INPUT RECORDS
start

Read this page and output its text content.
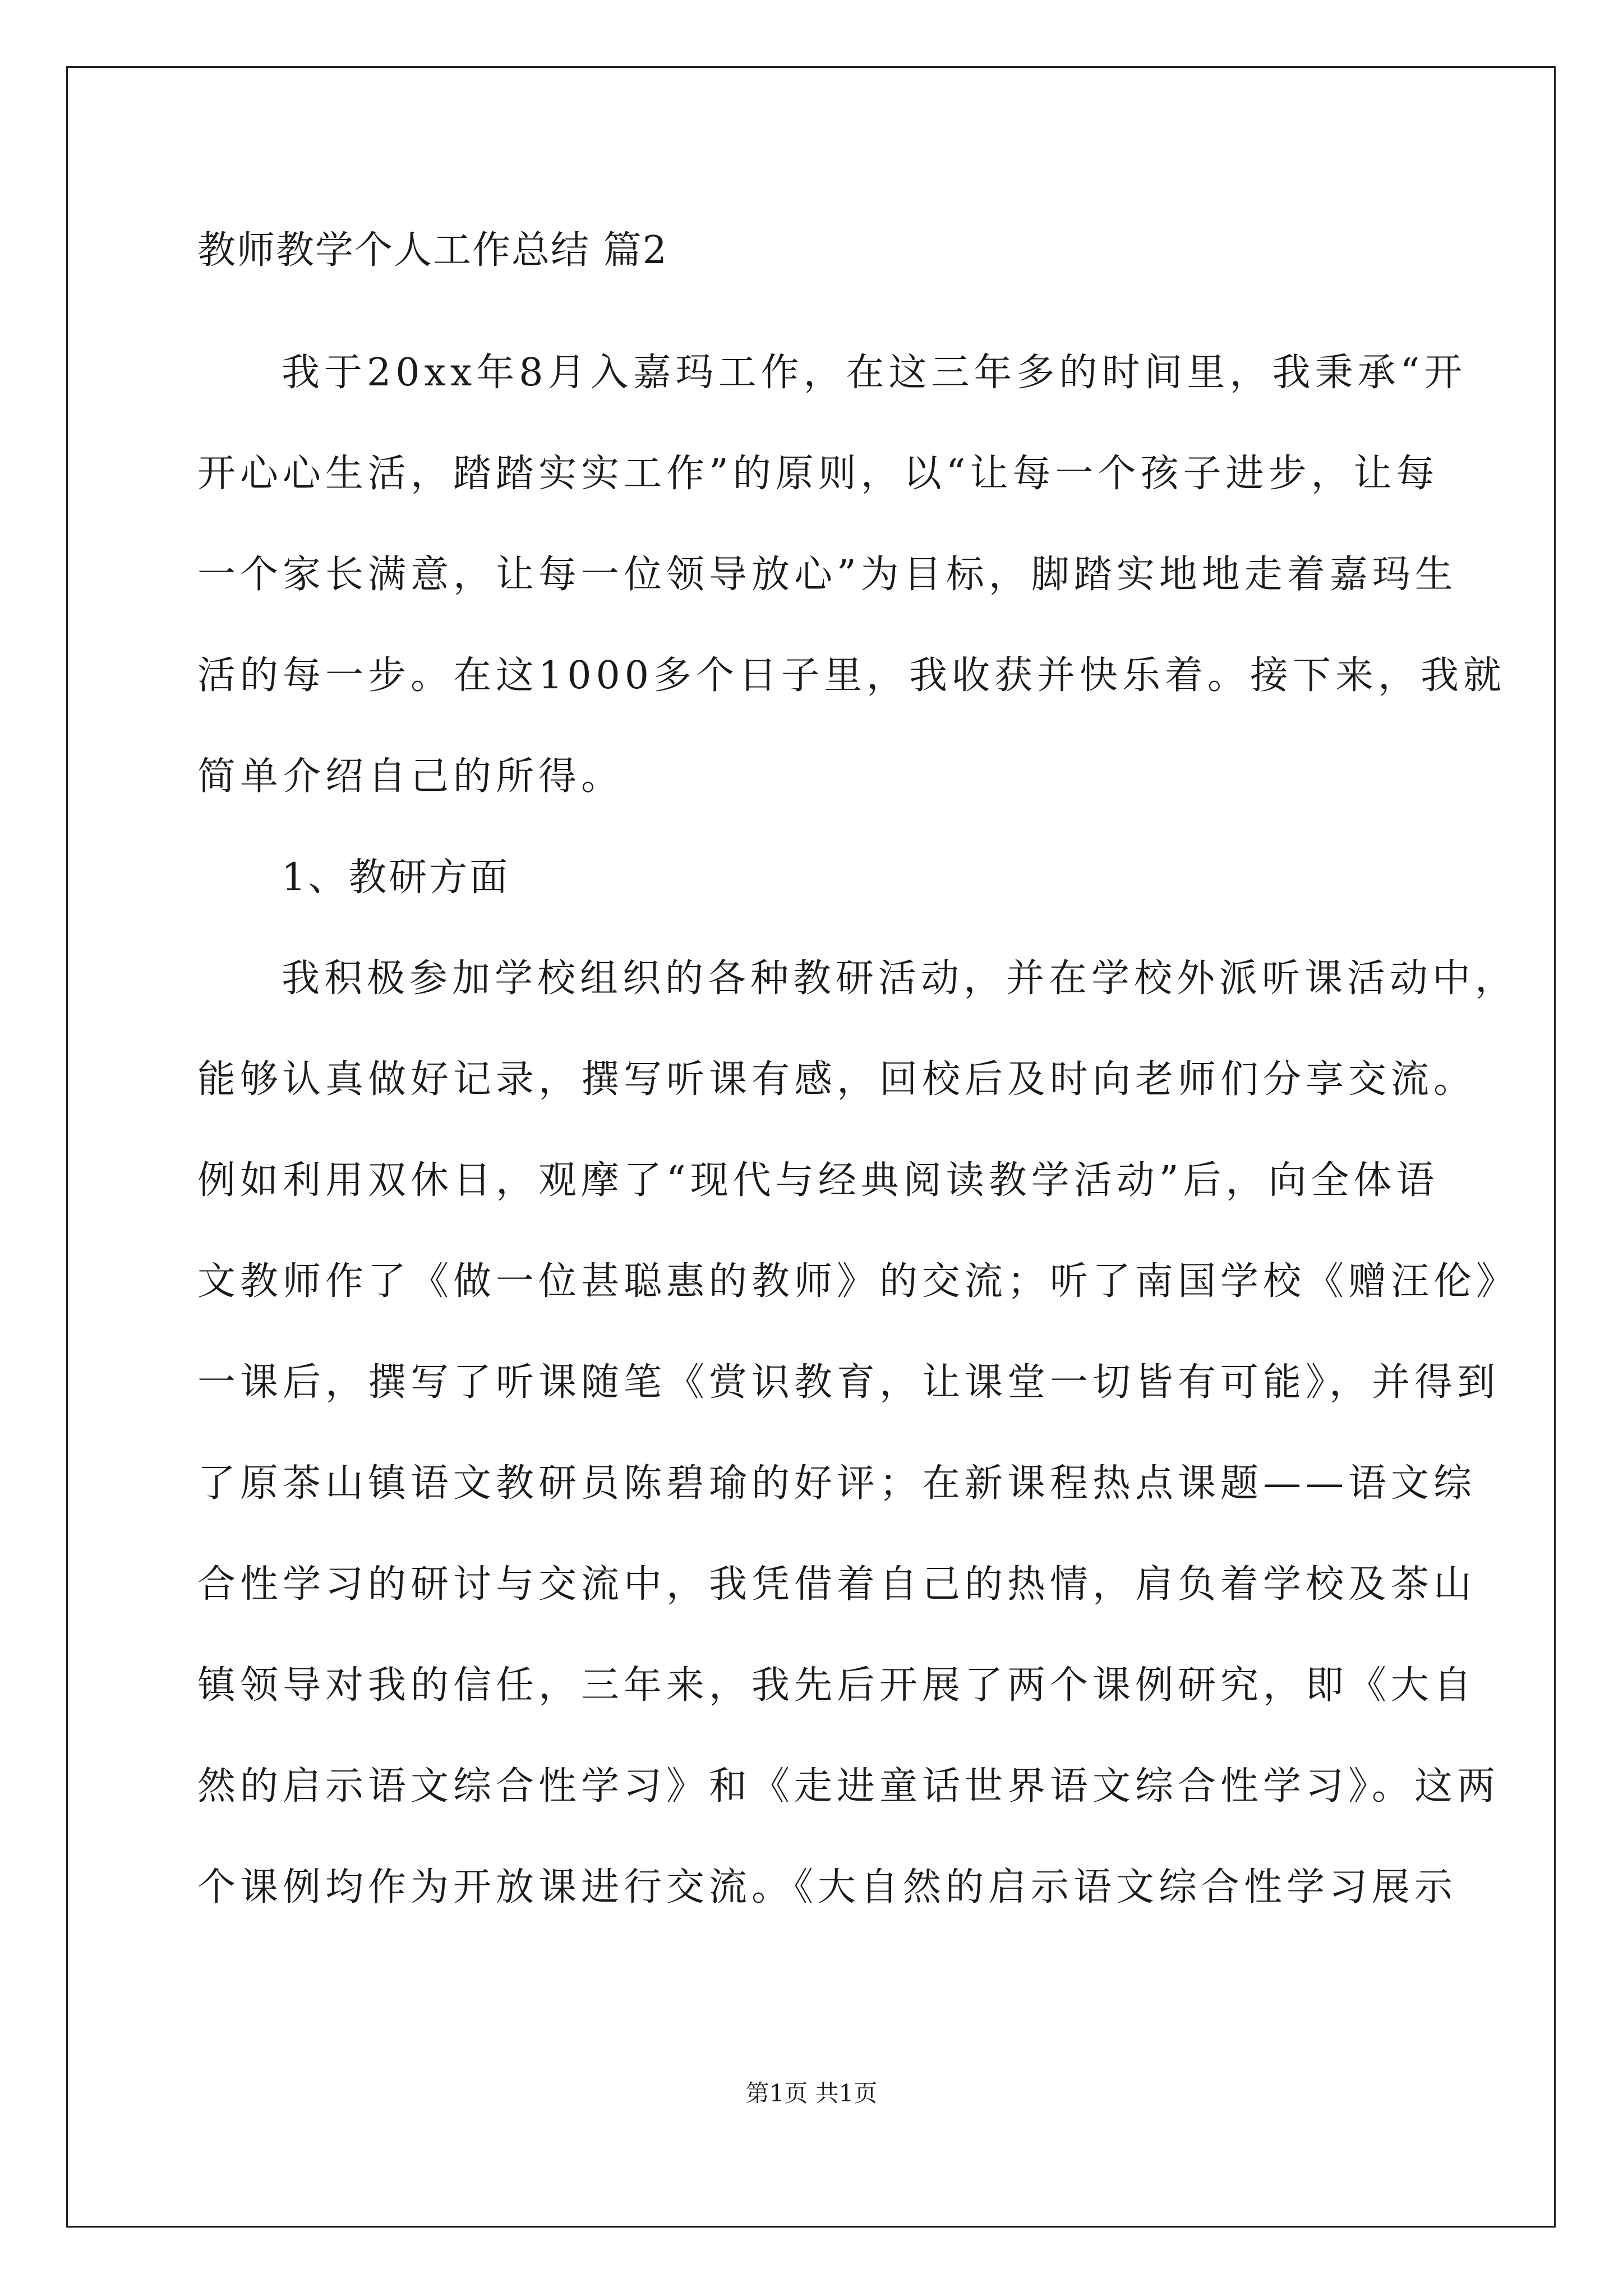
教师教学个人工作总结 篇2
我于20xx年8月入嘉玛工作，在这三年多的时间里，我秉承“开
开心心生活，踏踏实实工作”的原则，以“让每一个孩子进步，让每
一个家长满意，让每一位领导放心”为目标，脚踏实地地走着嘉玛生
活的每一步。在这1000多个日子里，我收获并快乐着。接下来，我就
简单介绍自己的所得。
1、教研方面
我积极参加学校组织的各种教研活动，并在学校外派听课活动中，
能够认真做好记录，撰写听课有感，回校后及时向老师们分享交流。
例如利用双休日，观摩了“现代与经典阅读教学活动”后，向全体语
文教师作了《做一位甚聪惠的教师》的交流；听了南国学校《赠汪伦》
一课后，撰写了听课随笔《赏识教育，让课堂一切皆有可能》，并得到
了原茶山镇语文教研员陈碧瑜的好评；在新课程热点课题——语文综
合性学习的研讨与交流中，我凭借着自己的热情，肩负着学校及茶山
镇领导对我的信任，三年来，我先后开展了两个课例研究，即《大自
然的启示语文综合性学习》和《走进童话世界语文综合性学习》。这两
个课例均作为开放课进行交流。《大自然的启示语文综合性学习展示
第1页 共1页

end
start

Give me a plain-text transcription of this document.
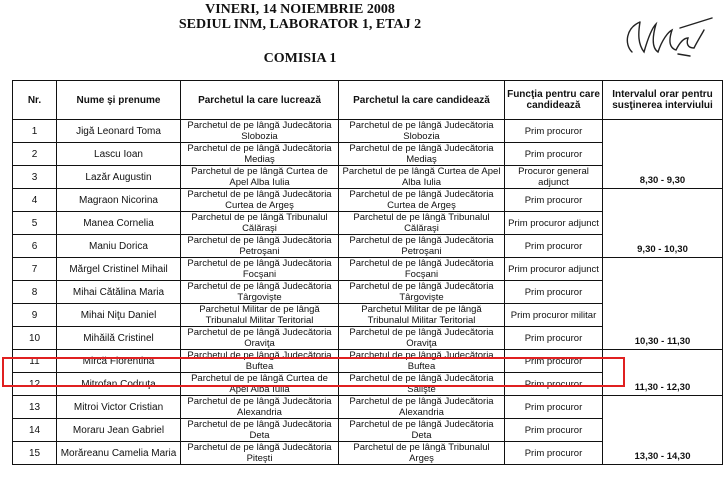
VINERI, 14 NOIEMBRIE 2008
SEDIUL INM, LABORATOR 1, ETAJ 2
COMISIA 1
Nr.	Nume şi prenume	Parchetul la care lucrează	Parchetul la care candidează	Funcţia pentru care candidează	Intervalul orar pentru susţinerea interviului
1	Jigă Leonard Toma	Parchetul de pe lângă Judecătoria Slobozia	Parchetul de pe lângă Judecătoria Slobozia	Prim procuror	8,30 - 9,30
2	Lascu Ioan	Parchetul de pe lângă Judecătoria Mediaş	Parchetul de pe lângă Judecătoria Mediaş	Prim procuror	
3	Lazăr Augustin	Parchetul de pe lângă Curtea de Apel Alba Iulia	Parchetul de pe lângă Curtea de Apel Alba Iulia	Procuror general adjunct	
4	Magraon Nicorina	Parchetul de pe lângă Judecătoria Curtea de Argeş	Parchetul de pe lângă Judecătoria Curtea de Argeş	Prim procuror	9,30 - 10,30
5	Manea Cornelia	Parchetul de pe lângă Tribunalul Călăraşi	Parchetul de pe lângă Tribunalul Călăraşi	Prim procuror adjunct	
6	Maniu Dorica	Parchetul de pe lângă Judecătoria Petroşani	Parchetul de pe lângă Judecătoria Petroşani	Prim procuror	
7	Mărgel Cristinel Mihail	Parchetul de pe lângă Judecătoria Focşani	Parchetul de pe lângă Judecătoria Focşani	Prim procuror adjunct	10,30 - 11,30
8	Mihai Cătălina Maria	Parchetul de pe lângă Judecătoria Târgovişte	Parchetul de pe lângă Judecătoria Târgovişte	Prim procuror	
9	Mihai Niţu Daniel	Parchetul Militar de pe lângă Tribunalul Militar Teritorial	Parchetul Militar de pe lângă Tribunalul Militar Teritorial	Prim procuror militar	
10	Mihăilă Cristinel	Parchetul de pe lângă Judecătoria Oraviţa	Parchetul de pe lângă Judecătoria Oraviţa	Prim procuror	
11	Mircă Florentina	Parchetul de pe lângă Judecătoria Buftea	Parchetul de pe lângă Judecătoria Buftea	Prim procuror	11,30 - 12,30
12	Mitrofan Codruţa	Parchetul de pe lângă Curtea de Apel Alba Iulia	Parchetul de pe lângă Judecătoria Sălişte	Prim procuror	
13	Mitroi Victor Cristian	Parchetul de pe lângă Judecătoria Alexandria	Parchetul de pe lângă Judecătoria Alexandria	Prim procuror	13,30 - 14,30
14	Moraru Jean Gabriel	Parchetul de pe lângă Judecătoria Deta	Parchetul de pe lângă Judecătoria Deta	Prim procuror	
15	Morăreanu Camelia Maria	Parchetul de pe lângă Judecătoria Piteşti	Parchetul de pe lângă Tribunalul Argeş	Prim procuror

end

PROMPT
Give the number of lines in the entries that hold the word "Maria", and nothing else.

EXERCISE RESPONSE
2